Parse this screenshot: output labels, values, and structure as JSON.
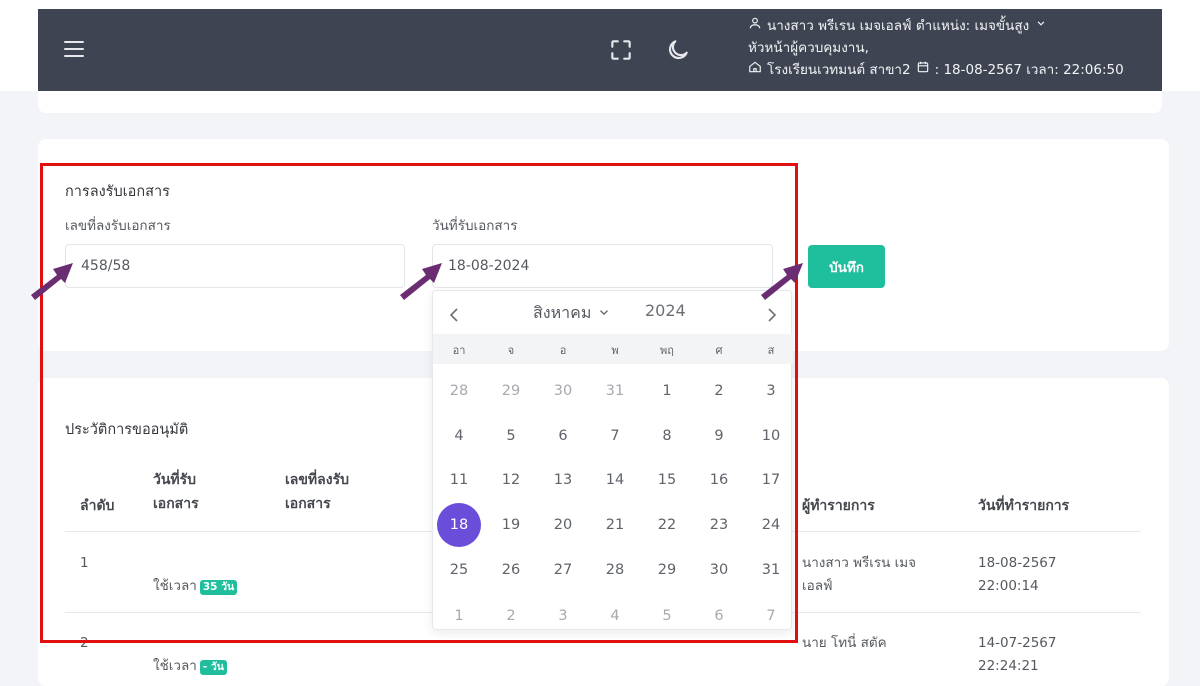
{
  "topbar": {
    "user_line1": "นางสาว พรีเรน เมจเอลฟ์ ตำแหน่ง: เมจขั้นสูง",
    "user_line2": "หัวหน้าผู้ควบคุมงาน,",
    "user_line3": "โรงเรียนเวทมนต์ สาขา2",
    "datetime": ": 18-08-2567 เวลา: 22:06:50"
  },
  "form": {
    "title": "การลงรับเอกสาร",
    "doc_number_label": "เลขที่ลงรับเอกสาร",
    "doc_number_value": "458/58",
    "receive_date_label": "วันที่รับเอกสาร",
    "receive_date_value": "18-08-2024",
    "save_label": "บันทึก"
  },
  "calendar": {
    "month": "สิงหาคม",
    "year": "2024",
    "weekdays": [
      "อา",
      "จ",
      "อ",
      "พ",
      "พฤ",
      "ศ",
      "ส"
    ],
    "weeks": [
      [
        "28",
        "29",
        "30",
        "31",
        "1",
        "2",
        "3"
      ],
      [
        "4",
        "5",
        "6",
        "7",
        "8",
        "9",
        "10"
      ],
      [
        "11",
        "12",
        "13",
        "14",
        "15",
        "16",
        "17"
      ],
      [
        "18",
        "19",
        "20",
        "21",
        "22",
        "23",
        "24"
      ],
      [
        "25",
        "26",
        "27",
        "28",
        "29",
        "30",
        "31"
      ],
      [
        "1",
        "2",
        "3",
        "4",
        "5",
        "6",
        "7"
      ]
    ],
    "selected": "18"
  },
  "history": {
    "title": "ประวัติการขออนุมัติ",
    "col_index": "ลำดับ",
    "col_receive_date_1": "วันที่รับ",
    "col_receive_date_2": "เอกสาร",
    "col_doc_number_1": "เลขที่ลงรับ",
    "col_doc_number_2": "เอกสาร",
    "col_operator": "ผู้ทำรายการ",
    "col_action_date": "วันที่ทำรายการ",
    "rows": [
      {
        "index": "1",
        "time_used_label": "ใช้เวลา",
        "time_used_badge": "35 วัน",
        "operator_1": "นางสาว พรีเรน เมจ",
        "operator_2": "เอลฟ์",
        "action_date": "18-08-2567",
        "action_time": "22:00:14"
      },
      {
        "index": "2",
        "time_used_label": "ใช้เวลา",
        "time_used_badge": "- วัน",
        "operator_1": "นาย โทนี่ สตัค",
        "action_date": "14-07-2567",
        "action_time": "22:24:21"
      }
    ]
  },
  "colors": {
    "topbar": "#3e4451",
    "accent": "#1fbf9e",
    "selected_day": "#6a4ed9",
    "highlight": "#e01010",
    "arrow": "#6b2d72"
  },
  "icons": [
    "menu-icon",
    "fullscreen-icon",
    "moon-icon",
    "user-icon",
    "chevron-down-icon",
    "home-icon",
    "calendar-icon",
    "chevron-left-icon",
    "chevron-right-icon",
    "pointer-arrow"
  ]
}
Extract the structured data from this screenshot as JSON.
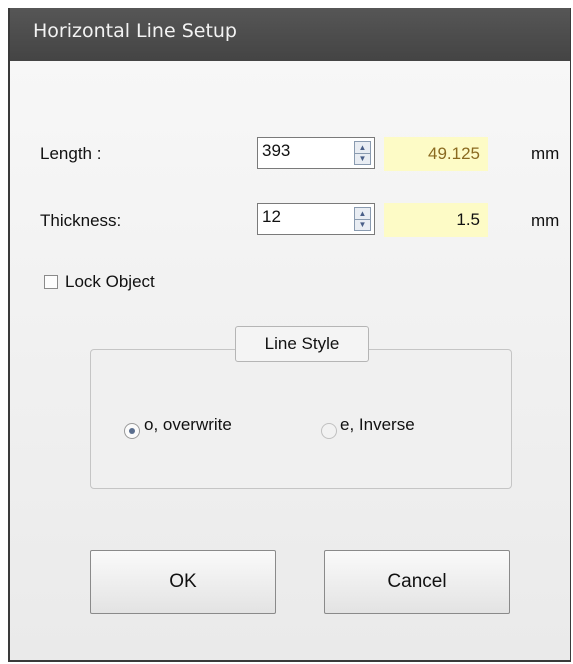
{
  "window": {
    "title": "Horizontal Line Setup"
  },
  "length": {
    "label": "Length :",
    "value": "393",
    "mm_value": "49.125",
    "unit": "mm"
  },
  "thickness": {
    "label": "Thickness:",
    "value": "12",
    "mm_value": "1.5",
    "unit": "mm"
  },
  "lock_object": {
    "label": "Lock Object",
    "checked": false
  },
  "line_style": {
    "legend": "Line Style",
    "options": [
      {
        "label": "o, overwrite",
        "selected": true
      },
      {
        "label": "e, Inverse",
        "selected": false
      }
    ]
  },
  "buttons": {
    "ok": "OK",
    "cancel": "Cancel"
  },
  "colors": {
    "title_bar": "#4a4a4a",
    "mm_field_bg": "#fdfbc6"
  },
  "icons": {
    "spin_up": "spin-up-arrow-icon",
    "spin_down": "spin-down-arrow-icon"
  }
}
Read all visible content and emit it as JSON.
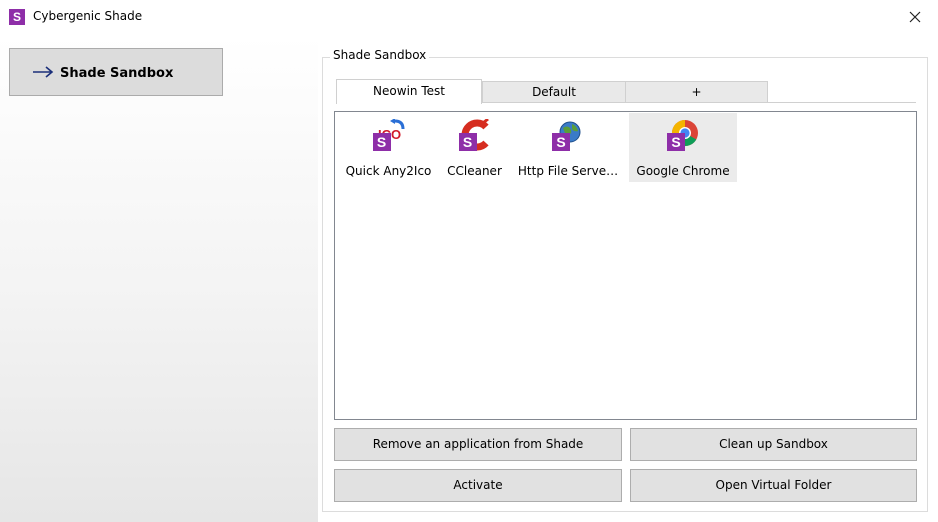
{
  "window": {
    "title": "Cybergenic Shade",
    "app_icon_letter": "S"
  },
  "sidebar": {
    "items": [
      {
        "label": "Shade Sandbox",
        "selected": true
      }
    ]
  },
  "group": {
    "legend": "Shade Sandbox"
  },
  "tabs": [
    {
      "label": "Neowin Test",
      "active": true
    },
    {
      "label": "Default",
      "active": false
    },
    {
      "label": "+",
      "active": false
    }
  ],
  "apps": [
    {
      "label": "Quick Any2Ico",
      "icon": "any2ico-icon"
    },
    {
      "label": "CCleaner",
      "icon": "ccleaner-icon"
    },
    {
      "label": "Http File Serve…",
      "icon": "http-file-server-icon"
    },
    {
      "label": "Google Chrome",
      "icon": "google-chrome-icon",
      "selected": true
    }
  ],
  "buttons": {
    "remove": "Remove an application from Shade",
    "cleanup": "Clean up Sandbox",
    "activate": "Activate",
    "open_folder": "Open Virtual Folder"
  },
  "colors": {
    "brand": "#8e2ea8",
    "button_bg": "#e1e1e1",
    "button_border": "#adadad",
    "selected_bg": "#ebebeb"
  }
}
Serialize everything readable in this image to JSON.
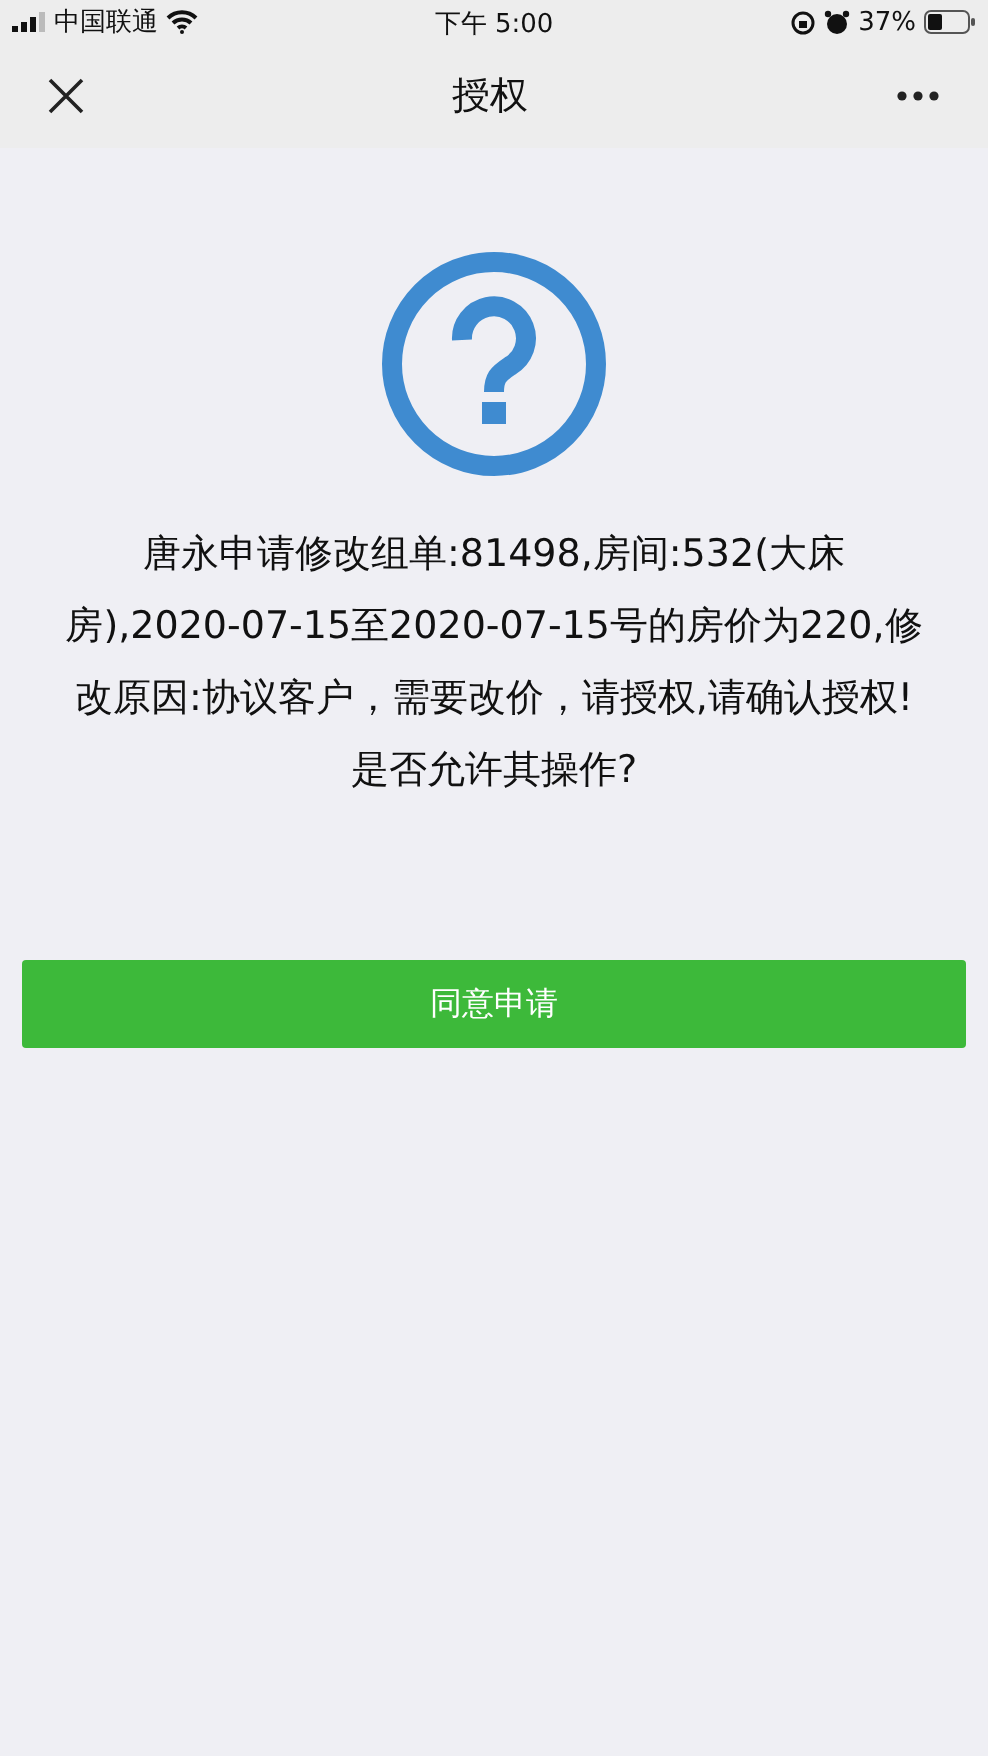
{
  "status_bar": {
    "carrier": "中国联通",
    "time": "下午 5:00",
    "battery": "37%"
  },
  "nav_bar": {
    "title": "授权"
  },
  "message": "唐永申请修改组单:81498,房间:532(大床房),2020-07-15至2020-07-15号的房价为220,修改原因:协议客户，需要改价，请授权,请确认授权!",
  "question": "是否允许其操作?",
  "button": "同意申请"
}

- THE EXERCISE: Work out the number of lines above that include the string "spin" and write only that number.

- THE SOLUTION: 2